Sensitivity Measures in Studies of Cancer Early Detection Biomarkers.

BACKGROUND

The sensitivity of a cancer screening biomarker to detect prevalent preclinical cancer drives screening benefit. Studies estimate sensitivity at different points in the biomarker development process. We examine how closely these estimates reflect the sensitivity to detect preclinical cancer (preclinical sensitivity).

METHODS

We posit that preclinical sensitivity is inversely proportional to the preclinical sojourn time. We simulate studies and estimates of sensitivity corresponding to the Early Detection Research Network's Phases of Biomarker Development. Sensitivity estimates based on clinically diagnosed cases (phase II, clinical sensitivity), archived-sample studies (phase III, archived-sample sensitivity), and prospectively screened cohorts (phases IV and V, prospective empirical sensitivity) are defined and compared against the corresponding expected preclinical sensitivity.

RESULTS

Clinical sensitivity is generally optimistic. Archived-sample sensitivity is optimistic near clinical diagnosis but may be pessimistic at longer look-back intervals, with bias also dependent on test specificity. Prospective empirical sensitivity is optimistic when the sojourn time is long relative to the screening interval. Bias in prospective empirical sensitivity also depends on the frequency and accuracy of confirmation testing following a positive screening test.

CONCLUSIONS

Sensitivity estimates from different phases of biomarker development should be distinguished and labeled accordingly to facilitate a realistic assessment of diagnostic performance and prediction of potential benefit.

IMPACT

Our study highlights the need for clearer terminology to describe the sensitivity of cancer early detection biomarkers. We introduce new labels, explain biases in sensitivity estimates, and advocate for improved communication to enhance understanding of diagnostic test performance.

Information given:
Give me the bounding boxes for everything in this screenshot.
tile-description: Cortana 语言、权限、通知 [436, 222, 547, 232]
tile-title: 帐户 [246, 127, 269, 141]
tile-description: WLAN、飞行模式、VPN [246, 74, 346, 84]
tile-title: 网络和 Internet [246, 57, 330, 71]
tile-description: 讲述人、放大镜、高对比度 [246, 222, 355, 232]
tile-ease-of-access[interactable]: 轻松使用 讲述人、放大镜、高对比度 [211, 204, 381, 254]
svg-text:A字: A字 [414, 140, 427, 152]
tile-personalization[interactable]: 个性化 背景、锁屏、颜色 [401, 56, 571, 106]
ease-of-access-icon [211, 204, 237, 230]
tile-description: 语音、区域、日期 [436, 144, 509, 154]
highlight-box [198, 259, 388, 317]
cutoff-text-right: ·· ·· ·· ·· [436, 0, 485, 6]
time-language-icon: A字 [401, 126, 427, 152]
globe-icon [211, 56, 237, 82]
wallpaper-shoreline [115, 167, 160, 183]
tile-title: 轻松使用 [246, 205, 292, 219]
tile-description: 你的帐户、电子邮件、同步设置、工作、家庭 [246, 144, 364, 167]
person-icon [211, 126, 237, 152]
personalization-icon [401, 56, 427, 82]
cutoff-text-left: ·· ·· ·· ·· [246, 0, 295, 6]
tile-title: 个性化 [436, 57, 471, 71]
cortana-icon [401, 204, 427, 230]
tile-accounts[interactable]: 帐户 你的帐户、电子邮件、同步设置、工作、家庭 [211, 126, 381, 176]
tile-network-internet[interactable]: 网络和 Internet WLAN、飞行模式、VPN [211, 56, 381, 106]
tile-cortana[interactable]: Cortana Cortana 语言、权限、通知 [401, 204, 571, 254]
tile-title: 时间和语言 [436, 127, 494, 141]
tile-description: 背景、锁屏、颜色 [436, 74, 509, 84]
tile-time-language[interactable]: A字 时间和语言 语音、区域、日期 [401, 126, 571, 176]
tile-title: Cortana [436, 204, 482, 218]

Exercises to complete:
**A)** Say whether each statement agrees with the abstract, answering yes or no and quoting the deciding words: (i) clinical sensitivity is generally optimistic; (ii) archived-sample sensitivity is pessimistic near clinical diagnosis; (iii) the authors posit that preclinical sensitivity is directly proportional to the preclinical sojourn time.
**B)** Reproduce the part of the abstract starting at "Clinical sensitivity is generally" and ending at "of potential benefit.".
The listing has no connection to the abstract.

Task answers:
**A)**
(i) Yes: "Clinical sensitivity is generally optimistic."
(ii) No: "Archived-sample sensitivity is optimistic near clinical diagnosis"
(iii) No: "We posit that preclinical sensitivity is inversely proportional to the preclinical sojourn time."

**B)**
Clinical sensitivity is generally optimistic. Archived-sample sensitivity is optimistic near clinical diagnosis but may be pessimistic at longer look-back intervals, with bias also dependent on test specificity. Prospective empirical sensitivity is optimistic when the sojourn time is long relative to the screening interval. Bias in prospective empirical sensitivity also depends on the frequency and accuracy of confirmation testing following a positive screening test.

CONCLUSIONS

Sensitivity estimates from different phases of biomarker development should be distinguished and labeled accordingly to facilitate a realistic assessment of diagnostic performance and prediction of potential benefit.